:: WHAT NEEDS TO BE DONE ::
Copy each line of the records below word for word, skipping the pictures.

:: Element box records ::
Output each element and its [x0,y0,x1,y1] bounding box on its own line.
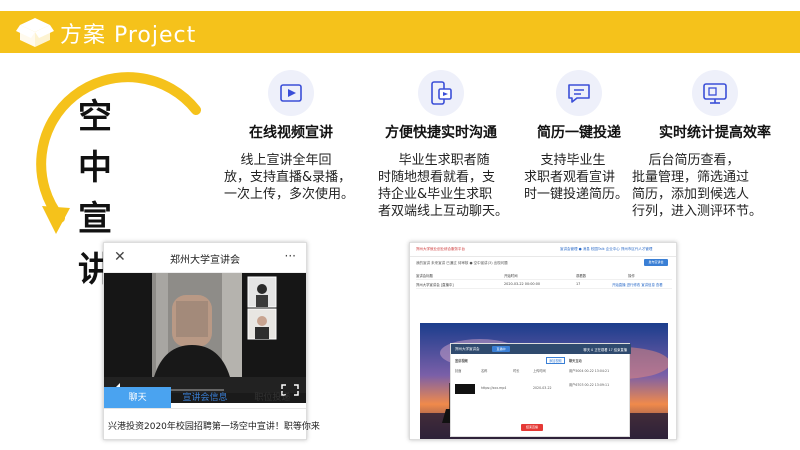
video-player[interactable] [104,273,306,403]
session-table: 宣讲会标题 开始时间 观看数 操作 郑州大学宣讲会 [直播中] 2020-03-… [416,271,672,289]
mobile-caption: 兴港投资2020年校园招聘第一场空中宣讲！职等你来 [108,422,320,432]
chat-label: 聊天互动 [569,359,582,363]
chat-bubble-icon [556,70,602,116]
add-video-button[interactable]: 添加视频 [546,357,565,364]
sunset-background: 郑州大学宣讲会 直播中 聊天 0 正在观看 17 结束直播 宣讲视频 添加视频 … [420,323,668,439]
more-icon[interactable]: ··· [285,249,296,263]
desktop-screenshot: 郑州大学就业创业综合服务平台 宣讲会管理 ● 消息 校园Talk 企业中心 郑州… [409,242,677,440]
chat-message: 用户5004 00-22 13:04:21 [569,369,610,373]
feature-desc: 毕业生求职者随 时随地想看就看，支 持企业&毕业生求职 者双端线上互动聊天。 [378,153,509,219]
mobile-top-bar: ✕ 郑州大学宣讲会 ··· [104,243,306,273]
desktop-nav-links[interactable]: 宣讲会管理 ● 消息 校园Talk 企业中心 郑州市区代人才管理 [560,247,652,252]
tab-info[interactable]: 宣讲会信息 [171,387,238,408]
mobile-screenshot: ✕ 郑州大学宣讲会 ··· 聊天 宣讲会信息 职位投递 兴港投资2020年校园招… [103,242,320,440]
new-session-button[interactable]: 发布宣讲会 [644,259,668,266]
tab-jobs[interactable]: 职位投递 [239,387,306,408]
video-play-icon [268,70,314,116]
video-frame [104,273,306,377]
feature-desc: 线上宣讲全年回 放，支持直播&录播， 一次上传，多次使用。 [224,153,355,202]
feature-title: 实时统计提高效率 [659,125,771,141]
header-title: 方案 Project [60,23,197,48]
feature-title: 简历一键投递 [537,125,621,141]
feature-desc: 后台简历查看， 批量管理，筛选通过 简历，添加到候选人 行列，进入测评环节。 [632,153,763,219]
mobile-tabs: 聊天 宣讲会信息 职位投递 [104,387,306,409]
chat-message: 用户6703 00-22 13:09:11 [569,383,610,387]
feature-title: 方便快捷实时沟通 [385,125,497,141]
live-status-button[interactable]: 直播中 [492,346,510,352]
phone-video-icon [418,70,464,116]
desktop-tabs[interactable]: 我的宣讲 未来宣讲 已通过 待审核 ● 空中宣讲(3) 出现问题 [416,261,508,266]
mobile-title: 郑州大学宣讲会 [170,255,240,266]
feature-desc: 支持毕业生 求职者观看宣讲 时一键投递简历。 [524,153,629,202]
table-row[interactable]: 郑州大学宣讲会 [直播中] 2020-03-22 00:00:00 17 开始直… [416,280,672,289]
live-modal: 郑州大学宣讲会 直播中 聊天 0 正在观看 17 结束直播 宣讲视频 添加视频 … [450,343,631,437]
end-live-button[interactable]: 结束直播 [521,424,543,431]
modal-header: 郑州大学宣讲会 直播中 聊天 0 正在观看 17 结束直播 [451,344,631,354]
header-bar: 方案 Project [0,11,800,53]
monitor-icon [692,70,738,116]
desktop-nav: 郑州大学就业创业综合服务平台 宣讲会管理 ● 消息 校园Talk 企业中心 郑州… [410,243,676,257]
box-logo-icon [16,14,54,50]
modal-stats[interactable]: 聊天 0 正在观看 17 结束直播 [584,347,627,352]
main-title-line1: 空 中 [78,97,126,188]
tab-chat[interactable]: 聊天 [104,387,172,408]
feature-title: 在线视频宣讲 [249,125,333,141]
desktop-brand: 郑州大学就业创业综合服务平台 [416,247,465,251]
table-header: 宣讲会标题 开始时间 观看数 操作 [416,271,672,280]
video-thumbnail[interactable] [455,384,475,394]
upload-label: 宣讲视频 [455,359,468,363]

:: TASK RESPONSE ::
Output each element and its [x0,y0,x1,y1] bounding box on its own line.
video-player[interactable] [104,273,306,403]
session-table: 宣讲会标题 开始时间 观看数 操作 郑州大学宣讲会 [直播中] 2020-03-… [416,271,672,289]
mobile-caption: 兴港投资2020年校园招聘第一场空中宣讲！职等你来 [108,422,320,432]
chat-label: 聊天互动 [569,359,582,363]
chat-bubble-icon [556,70,602,116]
add-video-button[interactable]: 添加视频 [546,357,565,364]
sunset-background: 郑州大学宣讲会 直播中 聊天 0 正在观看 17 结束直播 宣讲视频 添加视频 … [420,323,668,439]
more-icon[interactable]: ··· [285,249,296,263]
desktop-screenshot: 郑州大学就业创业综合服务平台 宣讲会管理 ● 消息 校园Talk 企业中心 郑州… [409,242,677,440]
chat-message: 用户5004 00-22 13:04:21 [569,369,610,373]
feature-desc: 毕业生求职者随 时随地想看就看，支 持企业&毕业生求职 者双端线上互动聊天。 [378,153,509,219]
mobile-top-bar: ✕ 郑州大学宣讲会 ··· [104,243,306,273]
desktop-nav-links[interactable]: 宣讲会管理 ● 消息 校园Talk 企业中心 郑州市区代人才管理 [560,247,652,252]
tab-info[interactable]: 宣讲会信息 [171,387,238,408]
mobile-screenshot: ✕ 郑州大学宣讲会 ··· 聊天 宣讲会信息 职位投递 兴港投资2020年校园招… [103,242,320,440]
new-session-button[interactable]: 发布宣讲会 [644,259,668,266]
tab-jobs[interactable]: 职位投递 [239,387,306,408]
video-play-icon [268,70,314,116]
video-frame [104,273,306,377]
feature-desc: 线上宣讲全年回 放，支持直播&录播， 一次上传，多次使用。 [224,153,355,202]
feature-title: 实时统计提高效率 [659,125,771,141]
header-title: 方案 Project [60,23,197,48]
feature-title: 简历一键投递 [537,125,621,141]
feature-desc: 后台简历查看， 批量管理，筛选通过 简历，添加到候选人 行列，进入测评环节。 [632,153,763,219]
mobile-tabs: 聊天 宣讲会信息 职位投递 [104,387,306,409]
chat-message: 用户6703 00-22 13:09:11 [569,383,610,387]
feature-title: 方便快捷实时沟通 [385,125,497,141]
live-status-button[interactable]: 直播中 [492,346,510,352]
phone-video-icon [418,70,464,116]
desktop-tabs[interactable]: 我的宣讲 未来宣讲 已通过 待审核 ● 空中宣讲(3) 出现问题 [416,261,508,266]
mobile-title: 郑州大学宣讲会 [170,255,240,266]
feature-desc: 支持毕业生 求职者观看宣讲 时一键投递简历。 [524,153,629,202]
table-row[interactable]: 郑州大学宣讲会 [直播中] 2020-03-22 00:00:00 17 开始直… [416,280,672,289]
live-modal: 郑州大学宣讲会 直播中 聊天 0 正在观看 17 结束直播 宣讲视频 添加视频 … [450,343,631,437]
end-live-button[interactable]: 结束直播 [521,424,543,431]
modal-header: 郑州大学宣讲会 直播中 聊天 0 正在观看 17 结束直播 [451,344,631,354]
header-bar: 方案 Project [0,11,800,53]
monitor-icon [692,70,738,116]
desktop-nav: 郑州大学就业创业综合服务平台 宣讲会管理 ● 消息 校园Talk 企业中心 郑州… [410,243,676,257]
box-logo-icon [16,14,54,50]
modal-stats[interactable]: 聊天 0 正在观看 17 结束直播 [584,347,627,352]
main-title-line1: 空 中 [78,97,126,188]
tab-chat[interactable]: 聊天 [104,387,172,408]
feature-title: 在线视频宣讲 [249,125,333,141]
desktop-brand: 郑州大学就业创业综合服务平台 [416,247,465,251]
table-header: 宣讲会标题 开始时间 观看数 操作 [416,271,672,280]
video-thumbnail[interactable] [455,384,475,394]
upload-label: 宣讲视频 [455,359,468,363]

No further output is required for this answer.